[Start MATERIAL PROVIDED]

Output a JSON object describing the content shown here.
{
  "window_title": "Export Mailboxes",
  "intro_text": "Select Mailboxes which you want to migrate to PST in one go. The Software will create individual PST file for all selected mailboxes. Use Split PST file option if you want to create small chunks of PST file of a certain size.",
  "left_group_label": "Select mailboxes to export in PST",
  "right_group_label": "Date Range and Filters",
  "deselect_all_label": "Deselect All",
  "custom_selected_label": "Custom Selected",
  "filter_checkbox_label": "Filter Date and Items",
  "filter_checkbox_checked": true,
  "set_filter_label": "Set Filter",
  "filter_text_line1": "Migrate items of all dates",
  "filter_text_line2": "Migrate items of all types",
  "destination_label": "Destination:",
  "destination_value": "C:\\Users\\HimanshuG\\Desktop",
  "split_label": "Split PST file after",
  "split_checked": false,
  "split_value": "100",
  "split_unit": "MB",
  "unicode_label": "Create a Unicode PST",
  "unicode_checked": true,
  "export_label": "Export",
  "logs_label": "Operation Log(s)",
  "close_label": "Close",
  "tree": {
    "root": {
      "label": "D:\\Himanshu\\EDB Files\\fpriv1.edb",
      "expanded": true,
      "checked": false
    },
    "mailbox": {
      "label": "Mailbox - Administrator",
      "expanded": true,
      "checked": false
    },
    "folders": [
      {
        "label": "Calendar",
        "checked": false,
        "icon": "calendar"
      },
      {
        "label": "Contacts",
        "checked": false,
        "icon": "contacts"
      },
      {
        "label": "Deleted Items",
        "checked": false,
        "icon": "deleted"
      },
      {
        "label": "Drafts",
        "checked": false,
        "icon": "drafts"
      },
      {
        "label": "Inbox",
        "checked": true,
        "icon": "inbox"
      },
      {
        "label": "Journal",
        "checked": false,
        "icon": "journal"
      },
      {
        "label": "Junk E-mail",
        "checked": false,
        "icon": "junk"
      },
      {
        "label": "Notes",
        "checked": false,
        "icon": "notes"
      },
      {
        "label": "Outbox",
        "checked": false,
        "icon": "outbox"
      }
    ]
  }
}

[End MATERIAL PROVIDED]

= TASK DESCRIPTION =
The whole listing above needs to be written out again exactly.

= ANSWER TO THE EXERCISE =
Output a JSON object describing the content shown here.
{
  "window_title": "Export Mailboxes",
  "intro_text": "Select Mailboxes which you want to migrate to PST in one go. The Software will create individual PST file for all selected mailboxes. Use Split PST file option if you want to create small chunks of PST file of a certain size.",
  "left_group_label": "Select mailboxes to export in PST",
  "right_group_label": "Date Range and Filters",
  "deselect_all_label": "Deselect All",
  "custom_selected_label": "Custom Selected",
  "filter_checkbox_label": "Filter Date and Items",
  "filter_checkbox_checked": true,
  "set_filter_label": "Set Filter",
  "filter_text_line1": "Migrate items of all dates",
  "filter_text_line2": "Migrate items of all types",
  "destination_label": "Destination:",
  "destination_value": "C:\\Users\\HimanshuG\\Desktop",
  "split_label": "Split PST file after",
  "split_checked": false,
  "split_value": "100",
  "split_unit": "MB",
  "unicode_label": "Create a Unicode PST",
  "unicode_checked": true,
  "export_label": "Export",
  "logs_label": "Operation Log(s)",
  "close_label": "Close",
  "tree": {
    "root": {
      "label": "D:\\Himanshu\\EDB Files\\fpriv1.edb",
      "expanded": true,
      "checked": false
    },
    "mailbox": {
      "label": "Mailbox - Administrator",
      "expanded": true,
      "checked": false
    },
    "folders": [
      {
        "label": "Calendar",
        "checked": false,
        "icon": "calendar"
      },
      {
        "label": "Contacts",
        "checked": false,
        "icon": "contacts"
      },
      {
        "label": "Deleted Items",
        "checked": false,
        "icon": "deleted"
      },
      {
        "label": "Drafts",
        "checked": false,
        "icon": "drafts"
      },
      {
        "label": "Inbox",
        "checked": true,
        "icon": "inbox"
      },
      {
        "label": "Journal",
        "checked": false,
        "icon": "journal"
      },
      {
        "label": "Junk E-mail",
        "checked": false,
        "icon": "junk"
      },
      {
        "label": "Notes",
        "checked": false,
        "icon": "notes"
      },
      {
        "label": "Outbox",
        "checked": false,
        "icon": "outbox"
      }
    ]
  }
}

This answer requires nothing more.